» **EXERCISE DETAILS**:
Look for the string "условия" in the lines and copy each line that has it.

» **PROVIDED MATERIAL**:

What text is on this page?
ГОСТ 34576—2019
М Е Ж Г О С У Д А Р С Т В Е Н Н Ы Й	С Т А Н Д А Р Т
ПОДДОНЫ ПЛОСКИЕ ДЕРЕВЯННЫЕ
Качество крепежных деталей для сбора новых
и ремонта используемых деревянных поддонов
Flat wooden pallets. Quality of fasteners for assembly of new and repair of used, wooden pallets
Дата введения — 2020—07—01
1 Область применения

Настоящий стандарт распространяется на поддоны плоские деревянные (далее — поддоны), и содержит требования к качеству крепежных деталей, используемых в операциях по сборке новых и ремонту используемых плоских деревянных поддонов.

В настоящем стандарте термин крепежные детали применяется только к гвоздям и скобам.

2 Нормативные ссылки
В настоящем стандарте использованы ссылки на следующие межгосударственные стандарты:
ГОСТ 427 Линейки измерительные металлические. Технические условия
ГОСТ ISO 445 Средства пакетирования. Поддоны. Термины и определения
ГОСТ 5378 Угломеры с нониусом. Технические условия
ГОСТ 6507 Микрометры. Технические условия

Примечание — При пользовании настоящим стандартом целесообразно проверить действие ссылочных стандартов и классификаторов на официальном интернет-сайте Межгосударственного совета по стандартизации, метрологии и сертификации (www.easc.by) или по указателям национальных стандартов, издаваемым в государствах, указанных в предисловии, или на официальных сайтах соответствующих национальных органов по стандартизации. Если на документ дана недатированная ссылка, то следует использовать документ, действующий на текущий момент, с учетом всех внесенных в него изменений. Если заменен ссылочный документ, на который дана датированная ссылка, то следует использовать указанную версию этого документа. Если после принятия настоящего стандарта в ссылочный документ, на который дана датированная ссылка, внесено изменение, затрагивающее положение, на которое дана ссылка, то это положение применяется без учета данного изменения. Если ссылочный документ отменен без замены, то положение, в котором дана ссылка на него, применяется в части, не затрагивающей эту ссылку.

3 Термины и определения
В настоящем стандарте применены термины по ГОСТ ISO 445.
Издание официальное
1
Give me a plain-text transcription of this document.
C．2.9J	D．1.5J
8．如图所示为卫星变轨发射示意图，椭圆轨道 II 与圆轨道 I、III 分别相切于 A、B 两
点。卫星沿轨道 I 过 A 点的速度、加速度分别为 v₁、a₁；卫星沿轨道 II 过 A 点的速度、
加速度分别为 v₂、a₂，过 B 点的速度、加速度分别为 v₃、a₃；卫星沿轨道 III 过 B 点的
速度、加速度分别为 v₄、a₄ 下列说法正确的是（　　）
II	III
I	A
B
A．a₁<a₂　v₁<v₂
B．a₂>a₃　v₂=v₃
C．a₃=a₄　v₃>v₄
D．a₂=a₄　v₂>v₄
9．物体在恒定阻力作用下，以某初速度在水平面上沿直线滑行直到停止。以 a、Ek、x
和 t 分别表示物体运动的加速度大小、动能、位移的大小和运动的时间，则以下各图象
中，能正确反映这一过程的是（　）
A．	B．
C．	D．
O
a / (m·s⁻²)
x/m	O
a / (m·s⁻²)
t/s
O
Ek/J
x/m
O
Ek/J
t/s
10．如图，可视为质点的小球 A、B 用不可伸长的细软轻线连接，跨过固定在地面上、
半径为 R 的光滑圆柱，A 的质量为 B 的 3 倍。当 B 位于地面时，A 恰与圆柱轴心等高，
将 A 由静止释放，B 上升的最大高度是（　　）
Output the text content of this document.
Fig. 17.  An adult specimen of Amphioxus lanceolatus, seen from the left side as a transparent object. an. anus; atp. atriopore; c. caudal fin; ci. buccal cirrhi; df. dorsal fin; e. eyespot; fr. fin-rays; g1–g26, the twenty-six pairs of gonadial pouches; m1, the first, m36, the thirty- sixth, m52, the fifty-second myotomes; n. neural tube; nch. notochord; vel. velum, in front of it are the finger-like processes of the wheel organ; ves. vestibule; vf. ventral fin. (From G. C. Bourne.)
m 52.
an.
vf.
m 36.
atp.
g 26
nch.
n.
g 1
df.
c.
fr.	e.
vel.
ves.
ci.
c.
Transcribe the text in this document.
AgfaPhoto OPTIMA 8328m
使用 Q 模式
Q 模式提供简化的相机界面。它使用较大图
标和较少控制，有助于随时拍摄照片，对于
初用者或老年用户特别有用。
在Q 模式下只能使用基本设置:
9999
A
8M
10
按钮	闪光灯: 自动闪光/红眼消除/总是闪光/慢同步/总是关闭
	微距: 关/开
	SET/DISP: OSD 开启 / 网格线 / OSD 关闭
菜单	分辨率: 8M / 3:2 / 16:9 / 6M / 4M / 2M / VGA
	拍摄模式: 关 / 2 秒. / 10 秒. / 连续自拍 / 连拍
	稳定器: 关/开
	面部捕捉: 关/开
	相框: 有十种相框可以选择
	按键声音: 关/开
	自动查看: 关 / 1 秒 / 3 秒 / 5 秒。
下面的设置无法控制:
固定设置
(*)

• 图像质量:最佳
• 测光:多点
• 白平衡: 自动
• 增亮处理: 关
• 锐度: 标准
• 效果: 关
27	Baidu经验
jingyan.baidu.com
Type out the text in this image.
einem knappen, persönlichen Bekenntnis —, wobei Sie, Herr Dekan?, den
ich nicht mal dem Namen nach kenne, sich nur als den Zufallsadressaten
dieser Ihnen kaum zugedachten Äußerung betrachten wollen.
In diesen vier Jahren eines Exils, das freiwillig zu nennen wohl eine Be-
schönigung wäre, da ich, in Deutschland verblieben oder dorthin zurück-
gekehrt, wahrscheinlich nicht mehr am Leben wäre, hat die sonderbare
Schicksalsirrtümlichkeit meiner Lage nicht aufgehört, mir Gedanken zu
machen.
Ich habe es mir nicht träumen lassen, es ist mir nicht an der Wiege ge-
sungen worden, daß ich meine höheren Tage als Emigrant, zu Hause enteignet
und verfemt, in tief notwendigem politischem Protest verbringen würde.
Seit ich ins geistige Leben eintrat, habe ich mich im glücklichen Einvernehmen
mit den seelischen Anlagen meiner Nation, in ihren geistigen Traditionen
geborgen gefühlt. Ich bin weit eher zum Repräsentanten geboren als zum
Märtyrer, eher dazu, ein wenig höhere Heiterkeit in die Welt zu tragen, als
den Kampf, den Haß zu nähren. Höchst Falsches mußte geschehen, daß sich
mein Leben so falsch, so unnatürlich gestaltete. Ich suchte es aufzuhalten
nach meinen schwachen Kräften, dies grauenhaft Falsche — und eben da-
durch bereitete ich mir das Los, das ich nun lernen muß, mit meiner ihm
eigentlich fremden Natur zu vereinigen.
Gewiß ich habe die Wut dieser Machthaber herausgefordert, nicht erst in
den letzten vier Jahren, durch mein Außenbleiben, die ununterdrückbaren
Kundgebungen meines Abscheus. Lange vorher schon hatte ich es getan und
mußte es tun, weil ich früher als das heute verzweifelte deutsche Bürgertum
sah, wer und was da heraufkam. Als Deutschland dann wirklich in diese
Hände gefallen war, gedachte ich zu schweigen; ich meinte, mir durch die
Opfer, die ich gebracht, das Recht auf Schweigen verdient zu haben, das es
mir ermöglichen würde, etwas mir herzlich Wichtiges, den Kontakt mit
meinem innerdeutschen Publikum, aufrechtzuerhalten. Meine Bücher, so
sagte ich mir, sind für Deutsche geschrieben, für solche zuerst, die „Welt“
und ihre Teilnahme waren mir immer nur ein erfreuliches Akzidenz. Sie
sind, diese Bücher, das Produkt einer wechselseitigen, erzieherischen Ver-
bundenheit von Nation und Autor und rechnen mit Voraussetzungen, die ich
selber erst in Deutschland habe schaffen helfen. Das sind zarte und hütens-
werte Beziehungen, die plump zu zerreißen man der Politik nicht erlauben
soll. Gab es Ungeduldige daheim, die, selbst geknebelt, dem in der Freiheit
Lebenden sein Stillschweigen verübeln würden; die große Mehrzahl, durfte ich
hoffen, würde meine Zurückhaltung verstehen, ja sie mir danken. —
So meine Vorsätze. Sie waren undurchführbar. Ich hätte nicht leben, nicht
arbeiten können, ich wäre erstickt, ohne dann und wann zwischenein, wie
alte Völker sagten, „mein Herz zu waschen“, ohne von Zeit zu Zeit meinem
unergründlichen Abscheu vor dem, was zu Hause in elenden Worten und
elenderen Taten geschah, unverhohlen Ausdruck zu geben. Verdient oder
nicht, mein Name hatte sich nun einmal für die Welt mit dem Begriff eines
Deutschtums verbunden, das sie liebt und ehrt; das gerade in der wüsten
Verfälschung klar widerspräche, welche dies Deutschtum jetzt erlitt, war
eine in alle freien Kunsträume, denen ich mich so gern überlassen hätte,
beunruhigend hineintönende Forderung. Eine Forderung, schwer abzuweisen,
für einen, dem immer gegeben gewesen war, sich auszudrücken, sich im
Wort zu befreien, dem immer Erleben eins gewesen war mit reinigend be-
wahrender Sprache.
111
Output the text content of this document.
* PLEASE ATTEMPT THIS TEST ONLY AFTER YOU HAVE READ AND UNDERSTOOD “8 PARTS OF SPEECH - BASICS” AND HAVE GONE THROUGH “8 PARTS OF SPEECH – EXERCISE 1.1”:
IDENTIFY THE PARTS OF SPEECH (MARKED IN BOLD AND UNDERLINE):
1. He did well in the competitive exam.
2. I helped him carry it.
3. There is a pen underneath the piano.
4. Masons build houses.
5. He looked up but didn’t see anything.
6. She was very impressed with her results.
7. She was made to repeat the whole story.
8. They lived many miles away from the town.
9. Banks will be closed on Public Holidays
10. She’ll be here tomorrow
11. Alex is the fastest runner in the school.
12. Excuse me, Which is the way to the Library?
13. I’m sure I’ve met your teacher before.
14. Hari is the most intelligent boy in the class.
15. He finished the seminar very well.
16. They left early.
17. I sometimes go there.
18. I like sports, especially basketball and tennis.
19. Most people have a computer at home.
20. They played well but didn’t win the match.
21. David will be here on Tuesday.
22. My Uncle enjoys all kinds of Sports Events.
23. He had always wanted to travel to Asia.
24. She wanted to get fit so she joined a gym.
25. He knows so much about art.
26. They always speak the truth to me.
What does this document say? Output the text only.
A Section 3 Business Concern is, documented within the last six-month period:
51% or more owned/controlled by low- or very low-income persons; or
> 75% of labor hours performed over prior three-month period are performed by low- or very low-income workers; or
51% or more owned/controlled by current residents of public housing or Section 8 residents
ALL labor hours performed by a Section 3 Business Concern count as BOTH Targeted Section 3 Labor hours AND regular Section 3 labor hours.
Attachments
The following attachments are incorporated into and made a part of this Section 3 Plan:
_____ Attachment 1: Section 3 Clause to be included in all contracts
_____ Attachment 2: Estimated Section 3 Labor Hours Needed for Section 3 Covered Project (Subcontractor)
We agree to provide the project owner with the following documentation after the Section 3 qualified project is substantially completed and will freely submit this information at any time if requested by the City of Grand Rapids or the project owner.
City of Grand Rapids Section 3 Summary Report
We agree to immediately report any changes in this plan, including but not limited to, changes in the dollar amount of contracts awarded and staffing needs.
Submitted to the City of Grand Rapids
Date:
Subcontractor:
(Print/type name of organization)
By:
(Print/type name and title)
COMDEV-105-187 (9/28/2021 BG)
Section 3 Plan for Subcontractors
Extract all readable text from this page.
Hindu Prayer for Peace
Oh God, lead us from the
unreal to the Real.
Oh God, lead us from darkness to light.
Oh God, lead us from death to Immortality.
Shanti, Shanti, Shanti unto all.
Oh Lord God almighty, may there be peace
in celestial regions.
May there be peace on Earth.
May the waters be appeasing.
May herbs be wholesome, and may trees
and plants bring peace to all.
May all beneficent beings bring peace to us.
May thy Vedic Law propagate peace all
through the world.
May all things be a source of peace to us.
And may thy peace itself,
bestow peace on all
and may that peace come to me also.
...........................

» **EXERCISE RESPONSE**:
ГОСТ 427 Линейки измерительные металлические. Технические условия
ГОСТ 5378 Угломеры с нониусом. Технические условия
ГОСТ 6507 Микрометры. Технические условия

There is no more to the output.